**Stated exercise**
In the listing below, how many lines contain the word "Figure"? Please respond with the number only.

**Data for this exercise**
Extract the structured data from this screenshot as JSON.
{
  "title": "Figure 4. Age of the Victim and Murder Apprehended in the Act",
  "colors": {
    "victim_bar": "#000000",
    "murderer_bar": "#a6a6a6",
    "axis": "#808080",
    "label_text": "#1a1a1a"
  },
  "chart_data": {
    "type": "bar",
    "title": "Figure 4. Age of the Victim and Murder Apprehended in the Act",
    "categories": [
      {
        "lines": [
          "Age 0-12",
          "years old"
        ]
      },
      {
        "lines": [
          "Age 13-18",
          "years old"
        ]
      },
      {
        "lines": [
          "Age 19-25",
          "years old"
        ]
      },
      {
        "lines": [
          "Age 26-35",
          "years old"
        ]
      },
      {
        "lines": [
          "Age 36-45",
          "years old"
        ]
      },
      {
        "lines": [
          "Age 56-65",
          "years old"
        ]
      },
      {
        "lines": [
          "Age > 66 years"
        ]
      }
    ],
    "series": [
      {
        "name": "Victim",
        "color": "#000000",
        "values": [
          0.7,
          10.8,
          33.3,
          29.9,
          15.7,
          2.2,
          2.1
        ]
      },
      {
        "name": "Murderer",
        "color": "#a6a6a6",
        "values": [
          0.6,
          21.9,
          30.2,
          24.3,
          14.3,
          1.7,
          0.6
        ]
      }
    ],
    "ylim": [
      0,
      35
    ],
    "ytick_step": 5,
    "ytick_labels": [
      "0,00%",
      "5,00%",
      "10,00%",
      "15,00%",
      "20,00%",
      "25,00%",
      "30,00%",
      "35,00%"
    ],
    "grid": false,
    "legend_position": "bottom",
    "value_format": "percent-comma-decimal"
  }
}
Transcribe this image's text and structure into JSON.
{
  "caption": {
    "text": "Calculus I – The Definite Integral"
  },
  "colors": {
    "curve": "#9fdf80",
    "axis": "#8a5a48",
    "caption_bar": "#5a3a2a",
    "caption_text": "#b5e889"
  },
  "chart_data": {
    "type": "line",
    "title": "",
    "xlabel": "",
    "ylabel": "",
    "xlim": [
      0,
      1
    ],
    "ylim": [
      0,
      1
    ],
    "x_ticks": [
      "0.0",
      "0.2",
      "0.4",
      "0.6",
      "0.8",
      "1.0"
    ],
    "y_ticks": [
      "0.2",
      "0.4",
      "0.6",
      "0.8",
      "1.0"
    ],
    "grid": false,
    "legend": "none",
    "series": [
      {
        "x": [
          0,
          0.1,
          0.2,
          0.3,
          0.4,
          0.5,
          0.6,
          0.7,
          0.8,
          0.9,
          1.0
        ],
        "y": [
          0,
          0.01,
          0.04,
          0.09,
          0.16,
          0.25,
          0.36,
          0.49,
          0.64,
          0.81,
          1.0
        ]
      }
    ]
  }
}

---

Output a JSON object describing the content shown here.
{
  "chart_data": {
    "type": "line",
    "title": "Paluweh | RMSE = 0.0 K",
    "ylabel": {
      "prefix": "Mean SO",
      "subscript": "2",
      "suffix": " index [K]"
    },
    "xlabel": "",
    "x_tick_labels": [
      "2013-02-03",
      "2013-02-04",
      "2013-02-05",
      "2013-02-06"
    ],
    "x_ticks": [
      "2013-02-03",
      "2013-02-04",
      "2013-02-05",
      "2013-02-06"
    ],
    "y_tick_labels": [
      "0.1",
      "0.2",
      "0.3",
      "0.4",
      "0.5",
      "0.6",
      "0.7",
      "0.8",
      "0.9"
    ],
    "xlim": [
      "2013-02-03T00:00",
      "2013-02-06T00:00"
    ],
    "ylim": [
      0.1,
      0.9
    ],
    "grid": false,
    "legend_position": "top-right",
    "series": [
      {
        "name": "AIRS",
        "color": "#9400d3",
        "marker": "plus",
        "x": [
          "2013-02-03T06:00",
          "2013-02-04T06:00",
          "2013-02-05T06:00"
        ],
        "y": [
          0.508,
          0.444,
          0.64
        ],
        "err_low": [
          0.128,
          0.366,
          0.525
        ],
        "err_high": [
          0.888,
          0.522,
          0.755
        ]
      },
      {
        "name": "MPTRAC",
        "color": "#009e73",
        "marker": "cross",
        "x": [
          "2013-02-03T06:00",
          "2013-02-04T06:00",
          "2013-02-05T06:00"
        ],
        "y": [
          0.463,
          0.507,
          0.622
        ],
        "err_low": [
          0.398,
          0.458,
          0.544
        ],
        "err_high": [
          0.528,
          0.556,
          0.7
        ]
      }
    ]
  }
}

**Task output**
2